> [Data for the task]
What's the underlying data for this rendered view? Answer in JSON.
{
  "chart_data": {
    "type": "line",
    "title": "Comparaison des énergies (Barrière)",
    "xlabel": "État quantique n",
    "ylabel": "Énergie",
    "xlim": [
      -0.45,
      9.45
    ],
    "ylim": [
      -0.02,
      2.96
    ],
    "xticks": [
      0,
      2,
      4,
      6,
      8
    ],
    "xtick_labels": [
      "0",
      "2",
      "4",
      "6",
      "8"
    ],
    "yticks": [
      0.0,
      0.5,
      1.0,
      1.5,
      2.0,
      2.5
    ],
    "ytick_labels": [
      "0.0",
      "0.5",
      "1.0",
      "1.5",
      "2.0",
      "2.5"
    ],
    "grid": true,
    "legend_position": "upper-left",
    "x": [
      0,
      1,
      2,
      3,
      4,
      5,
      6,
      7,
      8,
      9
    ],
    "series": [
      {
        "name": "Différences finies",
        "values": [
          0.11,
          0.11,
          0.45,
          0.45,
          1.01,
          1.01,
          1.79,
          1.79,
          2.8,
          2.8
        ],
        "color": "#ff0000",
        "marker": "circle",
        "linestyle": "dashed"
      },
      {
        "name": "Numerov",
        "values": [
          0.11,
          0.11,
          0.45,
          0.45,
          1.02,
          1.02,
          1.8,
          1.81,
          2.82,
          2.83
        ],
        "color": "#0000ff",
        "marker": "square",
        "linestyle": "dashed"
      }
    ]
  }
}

* * *

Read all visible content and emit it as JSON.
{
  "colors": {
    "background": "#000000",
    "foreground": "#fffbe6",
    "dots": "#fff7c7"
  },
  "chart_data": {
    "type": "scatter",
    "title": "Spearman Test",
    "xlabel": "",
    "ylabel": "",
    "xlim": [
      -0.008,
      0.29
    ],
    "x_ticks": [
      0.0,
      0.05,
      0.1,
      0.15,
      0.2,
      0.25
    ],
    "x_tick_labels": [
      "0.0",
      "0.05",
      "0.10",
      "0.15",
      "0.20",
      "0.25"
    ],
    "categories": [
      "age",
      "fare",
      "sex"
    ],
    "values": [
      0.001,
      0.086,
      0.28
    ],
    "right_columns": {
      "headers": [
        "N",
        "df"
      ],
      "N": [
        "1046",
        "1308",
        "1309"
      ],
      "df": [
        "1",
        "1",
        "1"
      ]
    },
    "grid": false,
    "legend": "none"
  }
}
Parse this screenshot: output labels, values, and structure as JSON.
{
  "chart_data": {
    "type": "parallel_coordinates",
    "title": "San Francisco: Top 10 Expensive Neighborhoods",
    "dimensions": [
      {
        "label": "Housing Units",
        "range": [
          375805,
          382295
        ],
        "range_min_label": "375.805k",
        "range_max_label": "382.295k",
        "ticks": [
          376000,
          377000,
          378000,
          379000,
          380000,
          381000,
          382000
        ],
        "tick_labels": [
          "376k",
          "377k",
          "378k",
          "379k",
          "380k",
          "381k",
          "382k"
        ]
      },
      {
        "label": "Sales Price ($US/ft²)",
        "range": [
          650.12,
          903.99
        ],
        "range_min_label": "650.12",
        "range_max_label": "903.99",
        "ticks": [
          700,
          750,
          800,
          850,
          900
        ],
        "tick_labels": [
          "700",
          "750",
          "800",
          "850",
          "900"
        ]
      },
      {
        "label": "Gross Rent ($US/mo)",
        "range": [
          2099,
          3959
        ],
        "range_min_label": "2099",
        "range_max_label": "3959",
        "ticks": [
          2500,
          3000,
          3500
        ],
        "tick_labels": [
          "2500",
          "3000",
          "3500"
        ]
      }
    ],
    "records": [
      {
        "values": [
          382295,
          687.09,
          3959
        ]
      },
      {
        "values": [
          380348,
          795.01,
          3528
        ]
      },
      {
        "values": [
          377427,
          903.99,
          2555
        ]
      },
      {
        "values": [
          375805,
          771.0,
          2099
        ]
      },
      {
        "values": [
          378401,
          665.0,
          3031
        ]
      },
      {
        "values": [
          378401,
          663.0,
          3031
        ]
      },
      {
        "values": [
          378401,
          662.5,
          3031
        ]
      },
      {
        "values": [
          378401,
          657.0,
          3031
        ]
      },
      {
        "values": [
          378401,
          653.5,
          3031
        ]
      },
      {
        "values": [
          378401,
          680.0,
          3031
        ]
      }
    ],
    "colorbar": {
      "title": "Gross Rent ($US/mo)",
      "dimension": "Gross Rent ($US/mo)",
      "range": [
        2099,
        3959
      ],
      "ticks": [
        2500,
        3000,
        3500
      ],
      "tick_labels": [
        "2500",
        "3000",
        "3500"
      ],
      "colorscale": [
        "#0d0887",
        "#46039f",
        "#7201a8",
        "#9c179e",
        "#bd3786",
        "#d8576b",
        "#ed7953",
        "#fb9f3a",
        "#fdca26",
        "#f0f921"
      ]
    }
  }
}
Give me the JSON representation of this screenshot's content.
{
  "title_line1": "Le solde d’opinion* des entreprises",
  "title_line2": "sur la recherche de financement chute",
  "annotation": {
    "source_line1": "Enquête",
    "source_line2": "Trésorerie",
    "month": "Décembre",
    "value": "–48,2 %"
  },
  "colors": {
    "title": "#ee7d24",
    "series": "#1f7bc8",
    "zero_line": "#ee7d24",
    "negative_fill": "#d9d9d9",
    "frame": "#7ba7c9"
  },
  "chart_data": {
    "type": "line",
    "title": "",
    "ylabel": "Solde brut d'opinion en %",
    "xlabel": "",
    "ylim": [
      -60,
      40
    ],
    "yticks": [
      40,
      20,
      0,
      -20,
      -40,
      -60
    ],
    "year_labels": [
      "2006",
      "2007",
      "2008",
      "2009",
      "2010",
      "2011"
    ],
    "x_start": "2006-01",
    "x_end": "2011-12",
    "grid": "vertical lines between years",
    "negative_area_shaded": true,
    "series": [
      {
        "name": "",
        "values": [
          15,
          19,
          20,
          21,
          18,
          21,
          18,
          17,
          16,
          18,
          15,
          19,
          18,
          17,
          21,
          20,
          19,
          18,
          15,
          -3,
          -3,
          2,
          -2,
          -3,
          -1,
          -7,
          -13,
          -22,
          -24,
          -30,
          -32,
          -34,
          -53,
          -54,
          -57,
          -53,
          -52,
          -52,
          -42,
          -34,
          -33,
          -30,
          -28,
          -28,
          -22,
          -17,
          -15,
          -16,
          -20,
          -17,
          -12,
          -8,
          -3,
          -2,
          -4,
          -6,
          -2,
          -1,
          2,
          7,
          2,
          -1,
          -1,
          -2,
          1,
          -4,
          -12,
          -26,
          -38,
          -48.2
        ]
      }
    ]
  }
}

> [Objective]
In the listing, find each line with the string "Rent" and copy it.

> [Task output]
        "label": "Gross Rent ($US/mo)",
      "title": "Gross Rent ($US/mo)",
      "dimension": "Gross Rent ($US/mo)",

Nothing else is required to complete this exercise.